**Work to do**
Determine how many lines of the entries contain "Water". Reply with that number alone.

====

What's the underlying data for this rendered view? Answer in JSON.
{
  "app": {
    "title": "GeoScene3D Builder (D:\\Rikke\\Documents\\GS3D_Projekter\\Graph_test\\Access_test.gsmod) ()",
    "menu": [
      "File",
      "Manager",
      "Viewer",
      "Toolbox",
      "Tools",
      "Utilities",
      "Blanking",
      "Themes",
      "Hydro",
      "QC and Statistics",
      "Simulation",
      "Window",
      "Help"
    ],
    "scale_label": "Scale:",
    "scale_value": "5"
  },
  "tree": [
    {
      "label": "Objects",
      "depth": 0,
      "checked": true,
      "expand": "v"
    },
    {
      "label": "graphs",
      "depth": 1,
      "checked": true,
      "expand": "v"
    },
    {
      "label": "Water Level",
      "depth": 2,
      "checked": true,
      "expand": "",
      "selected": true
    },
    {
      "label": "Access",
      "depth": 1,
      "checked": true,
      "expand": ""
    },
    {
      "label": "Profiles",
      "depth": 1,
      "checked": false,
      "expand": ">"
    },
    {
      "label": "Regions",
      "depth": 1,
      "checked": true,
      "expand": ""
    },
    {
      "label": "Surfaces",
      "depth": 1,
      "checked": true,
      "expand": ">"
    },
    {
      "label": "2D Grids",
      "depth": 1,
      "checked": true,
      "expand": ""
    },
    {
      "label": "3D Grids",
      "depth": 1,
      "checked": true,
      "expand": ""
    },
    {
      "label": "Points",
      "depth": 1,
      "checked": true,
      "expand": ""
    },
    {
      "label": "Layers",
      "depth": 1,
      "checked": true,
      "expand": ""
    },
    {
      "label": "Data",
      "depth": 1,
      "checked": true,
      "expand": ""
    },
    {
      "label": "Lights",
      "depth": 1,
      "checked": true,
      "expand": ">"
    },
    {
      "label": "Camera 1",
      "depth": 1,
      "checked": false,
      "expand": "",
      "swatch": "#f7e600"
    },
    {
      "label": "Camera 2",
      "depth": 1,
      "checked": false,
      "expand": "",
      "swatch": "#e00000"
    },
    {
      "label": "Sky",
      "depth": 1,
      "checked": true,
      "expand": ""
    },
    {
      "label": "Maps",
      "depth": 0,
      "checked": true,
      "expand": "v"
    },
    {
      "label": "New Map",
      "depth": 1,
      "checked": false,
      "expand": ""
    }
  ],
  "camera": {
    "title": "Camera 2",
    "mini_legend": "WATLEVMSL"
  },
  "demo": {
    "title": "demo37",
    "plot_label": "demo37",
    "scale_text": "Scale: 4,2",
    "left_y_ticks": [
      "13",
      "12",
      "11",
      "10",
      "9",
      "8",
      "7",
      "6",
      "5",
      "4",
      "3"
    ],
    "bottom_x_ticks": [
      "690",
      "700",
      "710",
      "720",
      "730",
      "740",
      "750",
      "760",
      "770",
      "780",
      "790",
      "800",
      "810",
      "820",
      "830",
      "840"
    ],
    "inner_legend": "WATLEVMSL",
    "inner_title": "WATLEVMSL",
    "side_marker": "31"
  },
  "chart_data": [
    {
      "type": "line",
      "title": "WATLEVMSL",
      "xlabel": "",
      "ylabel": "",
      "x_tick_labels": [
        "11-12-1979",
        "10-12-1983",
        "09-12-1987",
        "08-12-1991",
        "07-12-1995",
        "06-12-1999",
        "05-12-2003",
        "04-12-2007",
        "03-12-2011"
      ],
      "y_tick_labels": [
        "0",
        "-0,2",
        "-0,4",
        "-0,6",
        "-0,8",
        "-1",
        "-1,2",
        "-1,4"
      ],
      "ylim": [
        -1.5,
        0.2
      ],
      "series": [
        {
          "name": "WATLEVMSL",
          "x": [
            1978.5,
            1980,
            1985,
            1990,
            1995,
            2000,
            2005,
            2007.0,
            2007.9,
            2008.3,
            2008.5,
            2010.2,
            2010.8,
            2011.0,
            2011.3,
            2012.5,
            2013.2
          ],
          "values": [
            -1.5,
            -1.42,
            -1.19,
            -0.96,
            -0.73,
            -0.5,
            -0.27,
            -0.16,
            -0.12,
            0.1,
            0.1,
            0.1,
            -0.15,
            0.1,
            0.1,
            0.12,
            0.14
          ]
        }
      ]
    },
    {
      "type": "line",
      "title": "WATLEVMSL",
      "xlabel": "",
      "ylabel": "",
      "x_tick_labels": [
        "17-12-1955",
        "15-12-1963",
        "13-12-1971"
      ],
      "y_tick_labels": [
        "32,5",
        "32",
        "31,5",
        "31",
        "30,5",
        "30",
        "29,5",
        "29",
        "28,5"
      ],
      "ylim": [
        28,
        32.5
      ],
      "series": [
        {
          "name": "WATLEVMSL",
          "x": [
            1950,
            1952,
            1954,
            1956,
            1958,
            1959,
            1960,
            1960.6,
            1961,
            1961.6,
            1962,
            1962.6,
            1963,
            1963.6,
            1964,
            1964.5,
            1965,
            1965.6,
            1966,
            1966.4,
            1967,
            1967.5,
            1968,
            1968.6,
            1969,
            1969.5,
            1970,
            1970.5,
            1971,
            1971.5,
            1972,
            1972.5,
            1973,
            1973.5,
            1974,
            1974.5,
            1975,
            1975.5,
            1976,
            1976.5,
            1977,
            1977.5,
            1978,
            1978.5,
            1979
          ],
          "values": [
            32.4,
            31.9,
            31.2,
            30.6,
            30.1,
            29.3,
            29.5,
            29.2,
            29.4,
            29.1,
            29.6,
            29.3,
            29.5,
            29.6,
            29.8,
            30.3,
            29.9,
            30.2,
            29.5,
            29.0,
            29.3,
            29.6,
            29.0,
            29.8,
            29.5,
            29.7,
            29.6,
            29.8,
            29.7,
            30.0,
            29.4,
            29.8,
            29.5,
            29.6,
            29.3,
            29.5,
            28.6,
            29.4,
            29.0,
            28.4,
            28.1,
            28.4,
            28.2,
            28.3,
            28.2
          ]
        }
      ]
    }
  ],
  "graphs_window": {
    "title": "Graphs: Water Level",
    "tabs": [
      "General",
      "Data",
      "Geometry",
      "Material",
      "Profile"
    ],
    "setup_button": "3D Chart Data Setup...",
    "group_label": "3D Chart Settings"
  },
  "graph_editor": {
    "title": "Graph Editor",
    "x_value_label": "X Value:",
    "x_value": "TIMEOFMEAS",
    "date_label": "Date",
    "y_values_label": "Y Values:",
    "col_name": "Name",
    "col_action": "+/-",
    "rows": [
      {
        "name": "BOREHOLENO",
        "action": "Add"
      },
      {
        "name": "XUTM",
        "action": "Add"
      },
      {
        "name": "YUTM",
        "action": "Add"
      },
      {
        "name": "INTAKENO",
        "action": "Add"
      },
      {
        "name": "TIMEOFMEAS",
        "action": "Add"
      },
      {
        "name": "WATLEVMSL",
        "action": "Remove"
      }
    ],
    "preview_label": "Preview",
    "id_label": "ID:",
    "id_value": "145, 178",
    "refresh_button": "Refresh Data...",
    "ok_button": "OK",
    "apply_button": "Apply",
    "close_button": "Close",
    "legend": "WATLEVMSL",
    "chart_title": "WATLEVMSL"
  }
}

====

**Answer for the task**
2